*Exercise goal*
Look through the lines of the material and count those containing "expanded". Give that count alone.
-- BEGIN Given entries --
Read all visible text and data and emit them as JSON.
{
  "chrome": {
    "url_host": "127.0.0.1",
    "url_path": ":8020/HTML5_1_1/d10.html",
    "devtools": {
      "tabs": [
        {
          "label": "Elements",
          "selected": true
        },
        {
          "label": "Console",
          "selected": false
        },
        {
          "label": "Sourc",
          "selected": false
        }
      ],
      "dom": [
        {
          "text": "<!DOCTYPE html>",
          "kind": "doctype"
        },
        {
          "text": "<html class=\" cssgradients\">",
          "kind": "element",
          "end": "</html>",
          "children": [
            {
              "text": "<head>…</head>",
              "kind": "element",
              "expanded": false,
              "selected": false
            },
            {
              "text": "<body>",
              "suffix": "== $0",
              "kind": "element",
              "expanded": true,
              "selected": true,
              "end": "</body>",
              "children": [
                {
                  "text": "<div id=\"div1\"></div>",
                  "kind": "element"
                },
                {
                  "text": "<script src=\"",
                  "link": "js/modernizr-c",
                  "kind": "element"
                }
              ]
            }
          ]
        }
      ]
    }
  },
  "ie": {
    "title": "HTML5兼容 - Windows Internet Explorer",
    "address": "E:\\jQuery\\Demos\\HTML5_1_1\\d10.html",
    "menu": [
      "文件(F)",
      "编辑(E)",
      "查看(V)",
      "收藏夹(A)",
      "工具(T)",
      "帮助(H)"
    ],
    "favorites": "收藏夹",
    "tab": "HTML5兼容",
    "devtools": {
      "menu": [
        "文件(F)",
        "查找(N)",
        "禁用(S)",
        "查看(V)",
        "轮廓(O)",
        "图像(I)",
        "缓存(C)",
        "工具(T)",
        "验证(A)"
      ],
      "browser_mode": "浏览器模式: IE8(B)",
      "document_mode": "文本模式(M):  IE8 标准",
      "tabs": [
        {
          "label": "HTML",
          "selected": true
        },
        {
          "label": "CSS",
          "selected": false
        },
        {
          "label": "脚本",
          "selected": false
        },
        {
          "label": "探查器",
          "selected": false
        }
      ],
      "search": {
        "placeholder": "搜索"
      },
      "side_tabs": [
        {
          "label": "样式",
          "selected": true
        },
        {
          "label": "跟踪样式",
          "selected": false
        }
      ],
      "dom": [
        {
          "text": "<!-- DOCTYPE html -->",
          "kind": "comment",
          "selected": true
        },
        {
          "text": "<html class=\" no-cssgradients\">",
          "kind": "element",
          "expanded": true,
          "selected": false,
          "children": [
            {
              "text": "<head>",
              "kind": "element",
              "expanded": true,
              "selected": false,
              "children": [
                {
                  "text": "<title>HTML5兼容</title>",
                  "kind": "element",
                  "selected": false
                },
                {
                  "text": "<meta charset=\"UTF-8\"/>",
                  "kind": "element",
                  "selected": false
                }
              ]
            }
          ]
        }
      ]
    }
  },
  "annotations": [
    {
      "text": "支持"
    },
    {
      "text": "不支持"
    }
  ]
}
-- END Given entries --
-- BEGIN Given entries --
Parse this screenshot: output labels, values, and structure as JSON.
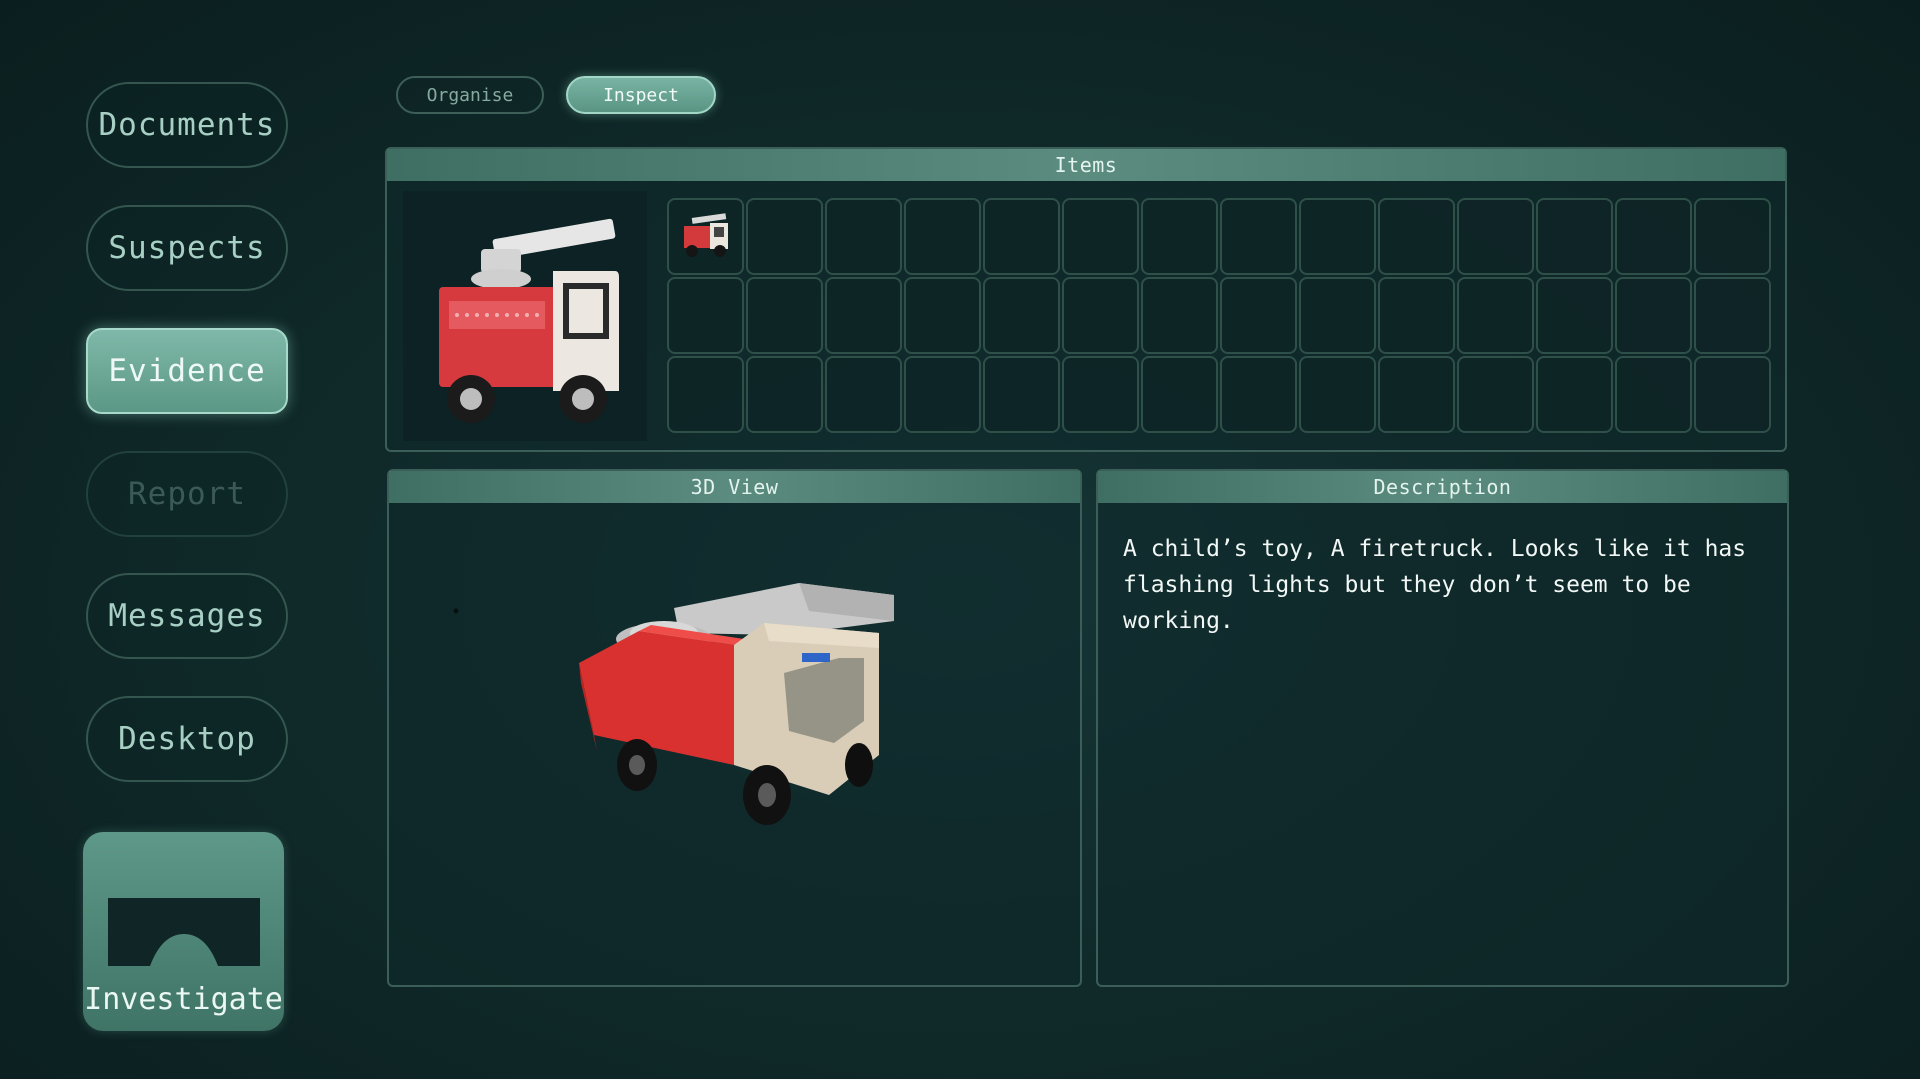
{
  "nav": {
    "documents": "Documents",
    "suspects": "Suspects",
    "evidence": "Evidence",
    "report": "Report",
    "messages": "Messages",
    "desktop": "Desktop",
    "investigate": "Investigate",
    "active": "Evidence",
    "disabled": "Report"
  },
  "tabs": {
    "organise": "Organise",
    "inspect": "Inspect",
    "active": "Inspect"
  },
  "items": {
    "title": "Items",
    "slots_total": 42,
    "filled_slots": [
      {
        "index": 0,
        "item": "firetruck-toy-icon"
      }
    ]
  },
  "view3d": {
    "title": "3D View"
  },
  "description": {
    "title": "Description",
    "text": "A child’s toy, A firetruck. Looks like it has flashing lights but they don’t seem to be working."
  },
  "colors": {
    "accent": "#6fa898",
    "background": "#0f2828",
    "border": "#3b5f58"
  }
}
-- END Given entries --
-- BEGIN Given entries --
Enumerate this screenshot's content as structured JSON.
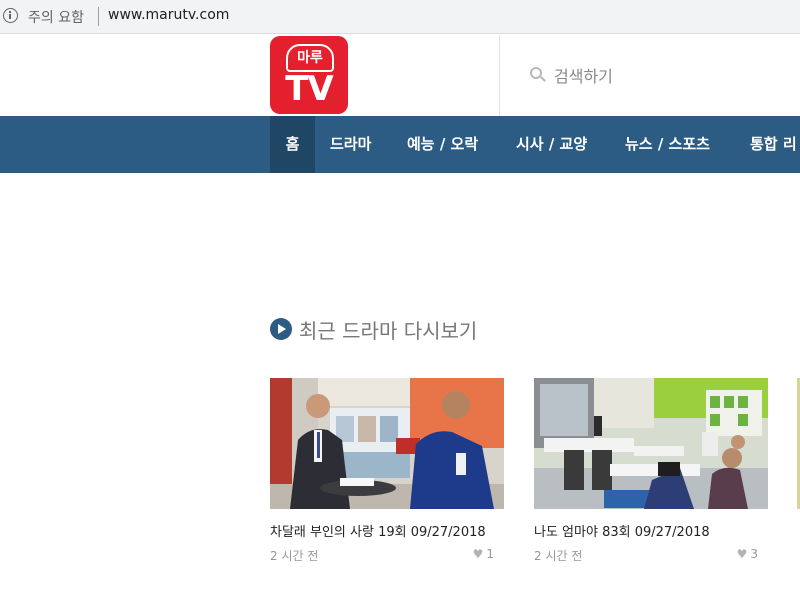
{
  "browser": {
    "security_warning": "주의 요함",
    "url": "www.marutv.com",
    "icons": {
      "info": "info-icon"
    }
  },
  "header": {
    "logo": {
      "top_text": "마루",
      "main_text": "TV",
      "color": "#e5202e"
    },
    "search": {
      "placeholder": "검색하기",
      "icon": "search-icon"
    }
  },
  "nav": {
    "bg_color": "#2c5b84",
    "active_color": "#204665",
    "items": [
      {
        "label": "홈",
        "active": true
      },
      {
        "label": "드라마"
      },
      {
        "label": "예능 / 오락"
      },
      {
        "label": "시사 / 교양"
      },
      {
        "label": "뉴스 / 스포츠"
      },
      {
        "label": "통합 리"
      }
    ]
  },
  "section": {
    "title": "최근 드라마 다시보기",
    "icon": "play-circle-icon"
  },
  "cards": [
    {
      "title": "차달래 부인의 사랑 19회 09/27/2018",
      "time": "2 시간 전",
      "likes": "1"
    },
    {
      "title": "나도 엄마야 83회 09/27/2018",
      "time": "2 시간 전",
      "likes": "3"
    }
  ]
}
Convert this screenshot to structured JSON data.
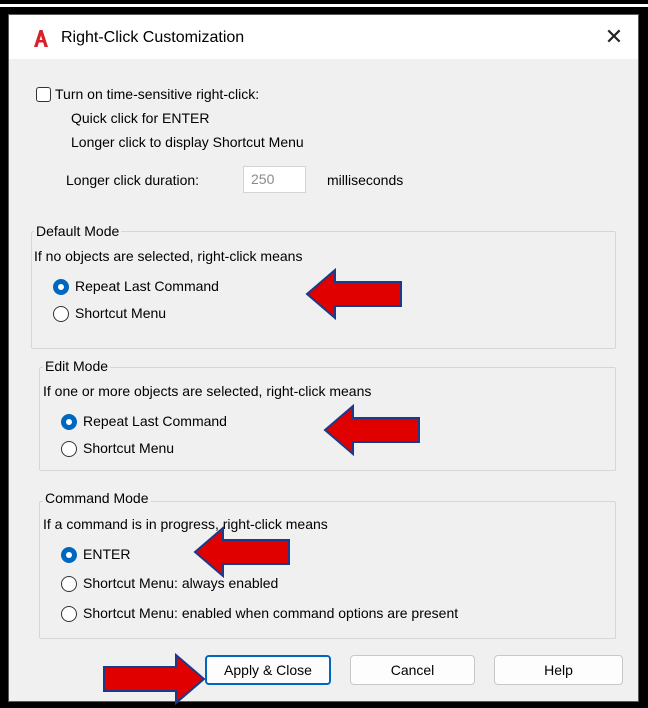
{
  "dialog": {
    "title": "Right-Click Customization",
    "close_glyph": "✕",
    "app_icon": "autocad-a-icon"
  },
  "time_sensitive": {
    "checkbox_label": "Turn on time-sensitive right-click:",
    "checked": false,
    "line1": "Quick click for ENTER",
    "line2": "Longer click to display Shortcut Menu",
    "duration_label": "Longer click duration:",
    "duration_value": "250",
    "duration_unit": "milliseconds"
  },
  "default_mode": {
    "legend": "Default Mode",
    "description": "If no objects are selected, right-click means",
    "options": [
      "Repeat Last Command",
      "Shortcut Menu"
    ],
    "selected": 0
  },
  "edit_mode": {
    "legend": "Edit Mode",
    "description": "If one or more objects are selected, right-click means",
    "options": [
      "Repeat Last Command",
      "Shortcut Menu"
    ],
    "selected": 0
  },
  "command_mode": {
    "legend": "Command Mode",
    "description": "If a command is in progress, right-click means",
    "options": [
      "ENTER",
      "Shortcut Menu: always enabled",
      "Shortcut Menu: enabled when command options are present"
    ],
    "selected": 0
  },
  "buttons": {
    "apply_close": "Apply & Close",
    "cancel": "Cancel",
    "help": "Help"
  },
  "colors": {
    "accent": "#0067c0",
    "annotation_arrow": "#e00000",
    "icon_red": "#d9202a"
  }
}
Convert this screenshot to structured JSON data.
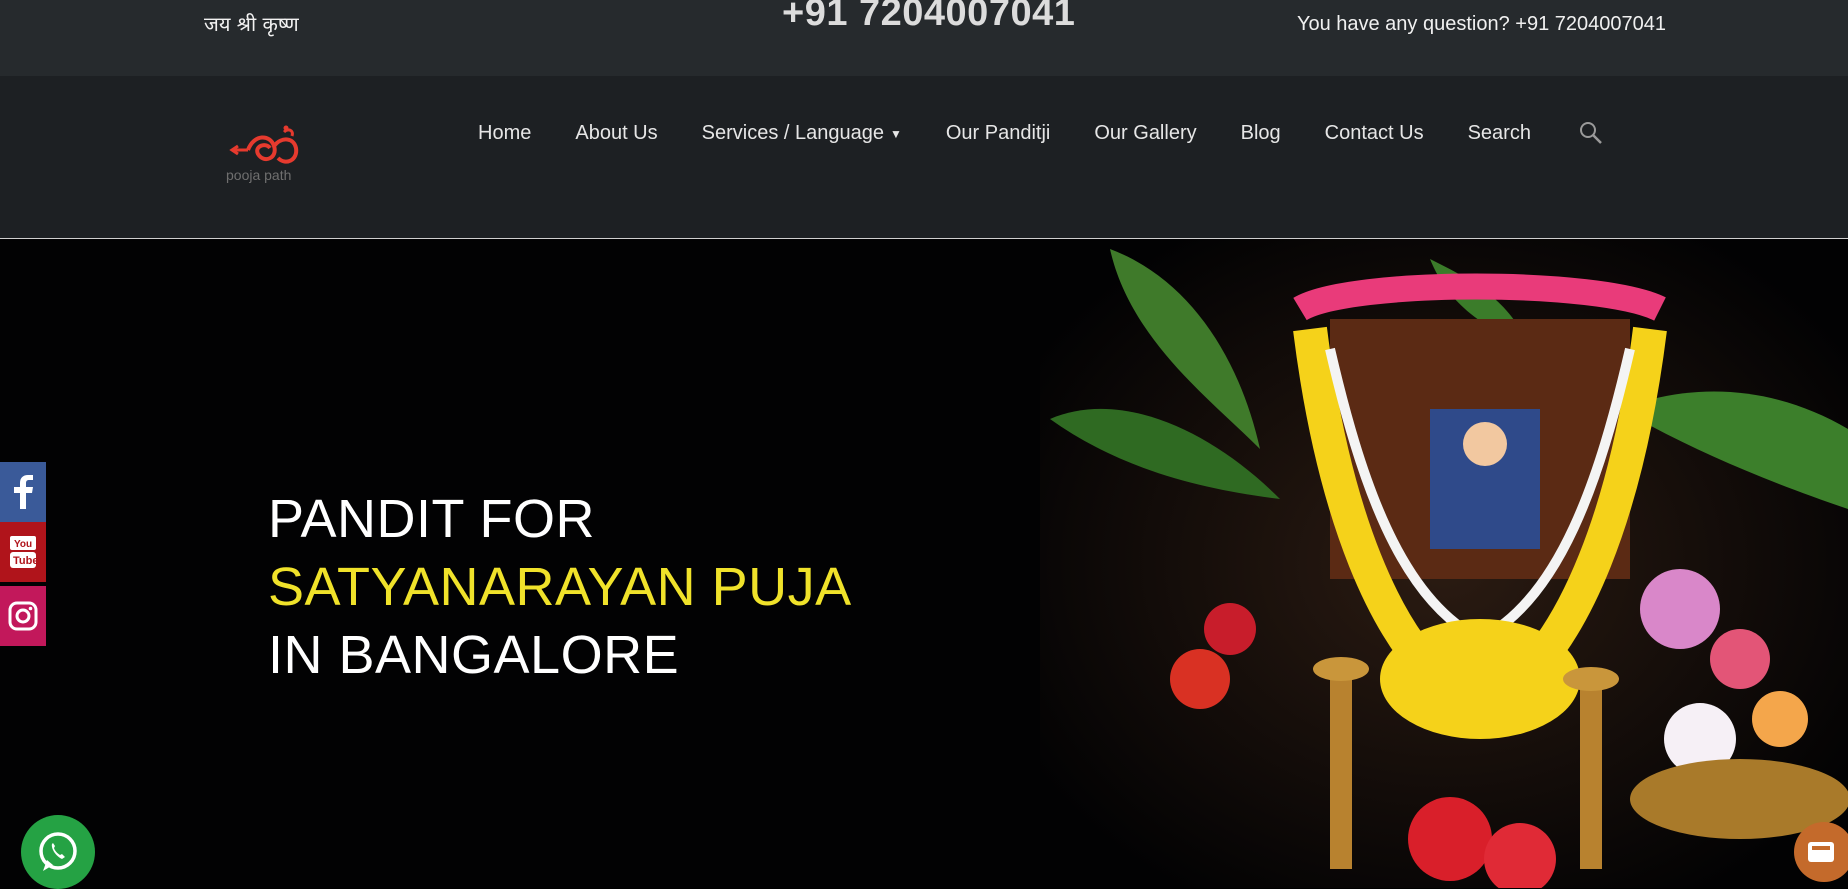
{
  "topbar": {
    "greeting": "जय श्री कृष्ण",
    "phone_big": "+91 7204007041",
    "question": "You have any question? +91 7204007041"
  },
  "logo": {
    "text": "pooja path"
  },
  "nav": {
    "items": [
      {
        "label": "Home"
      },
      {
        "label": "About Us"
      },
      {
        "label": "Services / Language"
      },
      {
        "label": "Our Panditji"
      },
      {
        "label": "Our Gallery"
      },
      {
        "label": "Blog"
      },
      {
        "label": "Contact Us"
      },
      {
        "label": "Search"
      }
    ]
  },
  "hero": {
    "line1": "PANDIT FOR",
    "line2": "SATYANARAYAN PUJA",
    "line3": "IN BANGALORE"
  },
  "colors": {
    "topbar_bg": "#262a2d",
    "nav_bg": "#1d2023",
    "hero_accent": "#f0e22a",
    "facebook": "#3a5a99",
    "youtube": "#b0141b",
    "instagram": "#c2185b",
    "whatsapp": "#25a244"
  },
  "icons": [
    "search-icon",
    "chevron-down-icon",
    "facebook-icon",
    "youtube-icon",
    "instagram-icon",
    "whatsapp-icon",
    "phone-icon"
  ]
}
-- END Given entries --
*Complete output*
4